▶ _The problem_
Wherever the string "more" occurs in a line of these records, report that line.

▶ _Data supplied_
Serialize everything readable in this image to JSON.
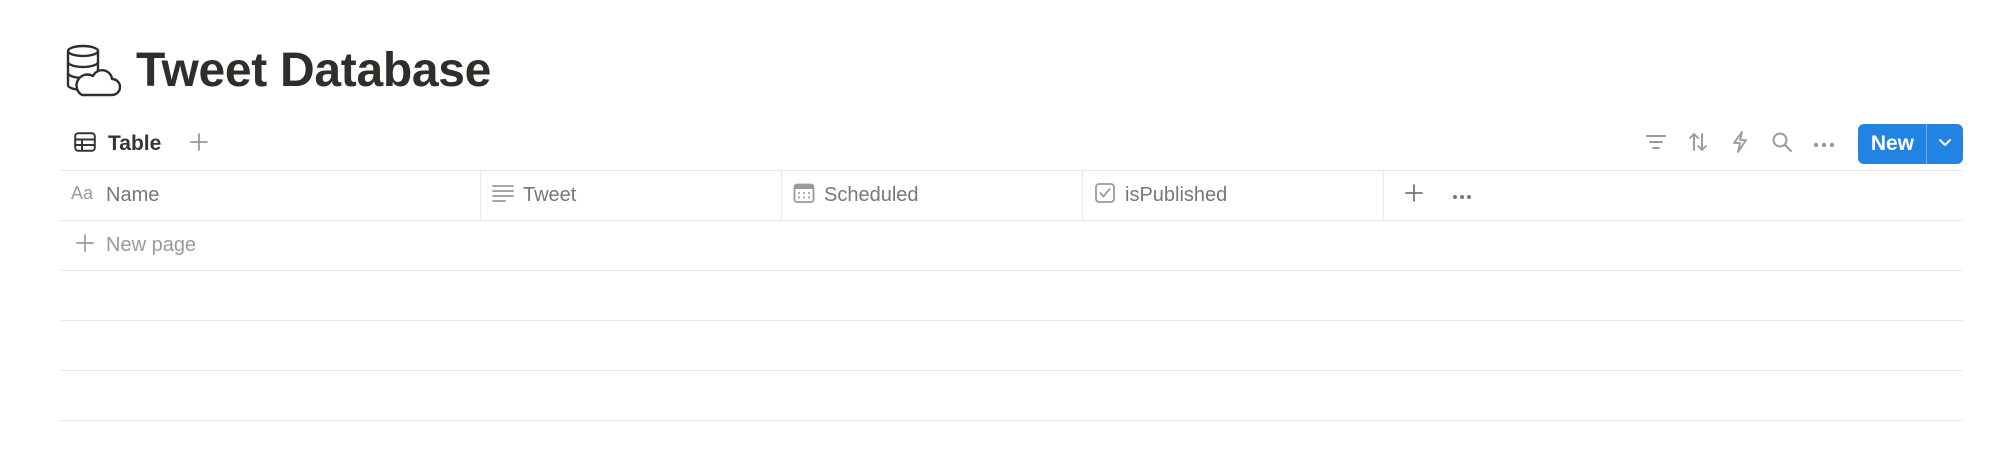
{
  "page": {
    "icon": "database-cloud-icon",
    "title": "Tweet Database"
  },
  "view_bar": {
    "tabs": [
      {
        "label": "Table",
        "icon": "table-icon",
        "active": true
      }
    ],
    "add_view_icon": "plus-icon",
    "tools": [
      {
        "name": "filter",
        "icon": "filter-icon"
      },
      {
        "name": "sort",
        "icon": "sort-icon"
      },
      {
        "name": "automations",
        "icon": "lightning-icon"
      },
      {
        "name": "search",
        "icon": "search-icon"
      },
      {
        "name": "more",
        "icon": "more-icon"
      }
    ],
    "new_button": {
      "label": "New",
      "color": "#2383e2"
    }
  },
  "table": {
    "columns": [
      {
        "label": "Name",
        "icon": "title-property-icon"
      },
      {
        "label": "Tweet",
        "icon": "text-property-icon"
      },
      {
        "label": "Scheduled",
        "icon": "date-property-icon"
      },
      {
        "label": "isPublished",
        "icon": "checkbox-property-icon"
      }
    ],
    "add_column_icon": "plus-icon",
    "column_options_icon": "more-icon",
    "new_row_label": "New page",
    "empty_rows": 3
  },
  "colors": {
    "title": "#2f2e2a",
    "muted_text": "#787774",
    "placeholder_text": "#9b9a97",
    "border": "#e9e9e7",
    "accent": "#2383e2"
  }
}
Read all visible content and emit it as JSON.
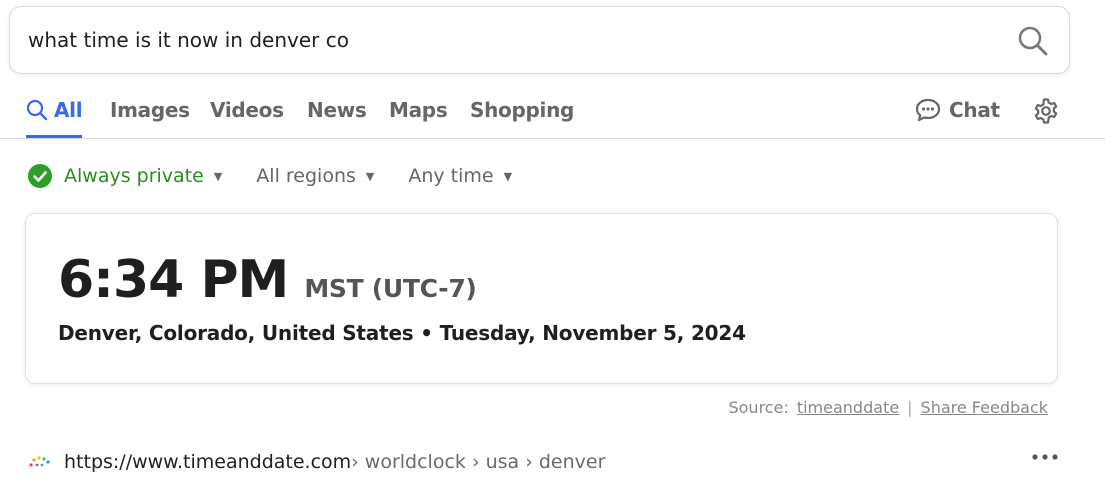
{
  "search": {
    "query": "what time is it now in denver co",
    "button_icon": "search-icon"
  },
  "tabs": [
    {
      "label": "All",
      "icon": "search-icon",
      "active": true
    },
    {
      "label": "Images"
    },
    {
      "label": "Videos"
    },
    {
      "label": "News"
    },
    {
      "label": "Maps"
    },
    {
      "label": "Shopping"
    }
  ],
  "chat": {
    "label": "Chat",
    "icon": "chat-bubble-icon"
  },
  "settings": {
    "icon": "gear-icon"
  },
  "filters": {
    "privacy": {
      "label": "Always private",
      "icon": "check-circle-icon",
      "color": "#2c8a20"
    },
    "region": {
      "label": "All regions"
    },
    "time": {
      "label": "Any time"
    }
  },
  "clock": {
    "time": "6:34 PM",
    "timezone": "MST (UTC-7)",
    "location": "Denver, Colorado, United States",
    "separator": "•",
    "date": "Tuesday, November 5, 2024"
  },
  "source": {
    "label": "Source:",
    "link": "timeanddate",
    "divider": "|",
    "feedback": "Share Feedback"
  },
  "result": {
    "domain": "https://www.timeanddate.com",
    "path": " › worldclock › usa › denver",
    "more_icon": "more-dots-icon"
  },
  "colors": {
    "accent": "#3969ef",
    "private_green": "#2c8a20"
  }
}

▶ _Problem solution_
        "name": "more",
        "icon": "more-icon"
    "column_options_icon": "more-icon",
    "more_icon": "more-dots-icon"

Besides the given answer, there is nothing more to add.